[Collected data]
----------------

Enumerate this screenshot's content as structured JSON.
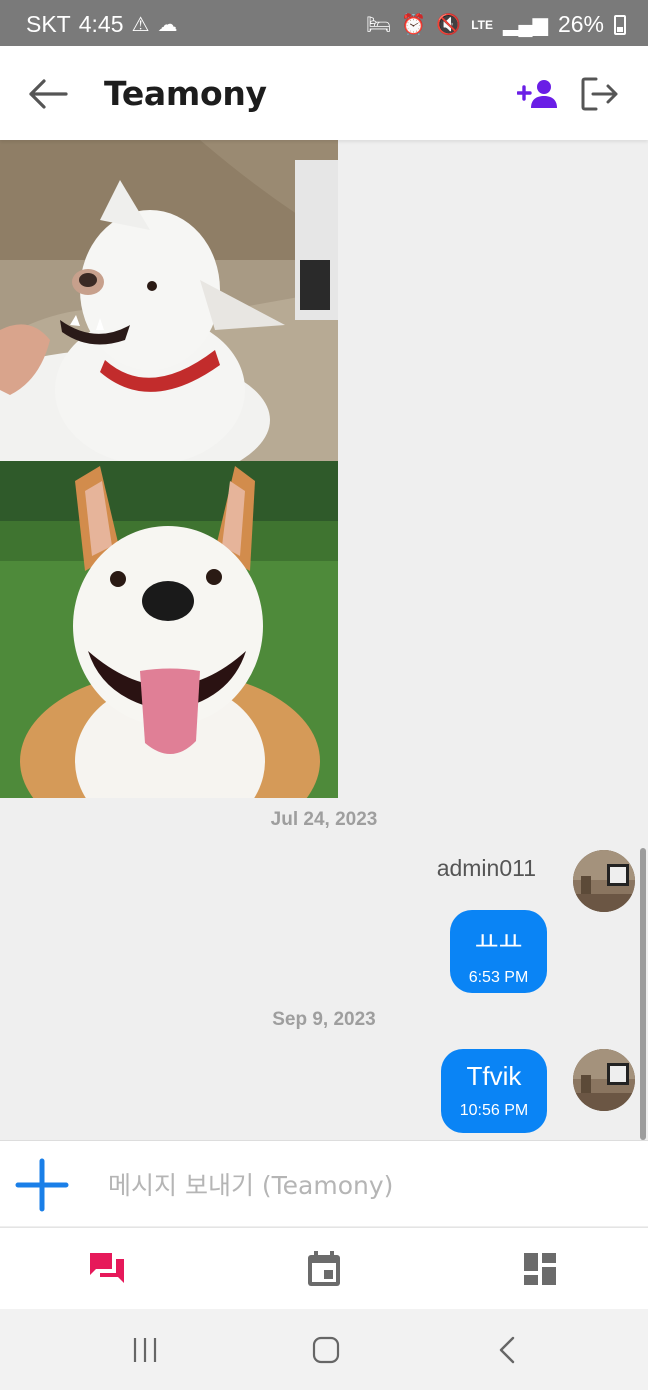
{
  "status_bar": {
    "carrier": "SKT",
    "time": "4:45",
    "network": "LTE",
    "battery": "26%"
  },
  "header": {
    "title": "Teamony"
  },
  "colors": {
    "accent_purple": "#6a1ee6",
    "bubble_blue": "#0a84f5",
    "nav_active": "#e6195a",
    "nav_inactive": "#6b6b6b"
  },
  "chat": {
    "groups": [
      {
        "date": "Jul 24, 2023",
        "sender": "admin011",
        "message": "ㅛㅛ",
        "time": "6:53 PM"
      },
      {
        "date": "Sep 9, 2023",
        "message": "Tfvik",
        "time": "10:56 PM"
      }
    ]
  },
  "composer": {
    "placeholder": "메시지 보내기 (Teamony)"
  },
  "bottom_nav": {
    "tabs": [
      {
        "icon": "chat-icon",
        "active": true
      },
      {
        "icon": "calendar-icon",
        "active": false
      },
      {
        "icon": "dashboard-icon",
        "active": false
      }
    ]
  }
}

----------------

PROBLEM STATEMENT:
Copy each line of the records precisely and drop any images they hold.

COMPLETED TASK:
Enumerate this screenshot's content as structured JSON.
{
  "status_bar": {
    "carrier": "SKT",
    "time": "4:45",
    "network": "LTE",
    "battery": "26%"
  },
  "header": {
    "title": "Teamony"
  },
  "colors": {
    "accent_purple": "#6a1ee6",
    "bubble_blue": "#0a84f5",
    "nav_active": "#e6195a",
    "nav_inactive": "#6b6b6b"
  },
  "chat": {
    "groups": [
      {
        "date": "Jul 24, 2023",
        "sender": "admin011",
        "message": "ㅛㅛ",
        "time": "6:53 PM"
      },
      {
        "date": "Sep 9, 2023",
        "message": "Tfvik",
        "time": "10:56 PM"
      }
    ]
  },
  "composer": {
    "placeholder": "메시지 보내기 (Teamony)"
  },
  "bottom_nav": {
    "tabs": [
      {
        "icon": "chat-icon",
        "active": true
      },
      {
        "icon": "calendar-icon",
        "active": false
      },
      {
        "icon": "dashboard-icon",
        "active": false
      }
    ]
  }
}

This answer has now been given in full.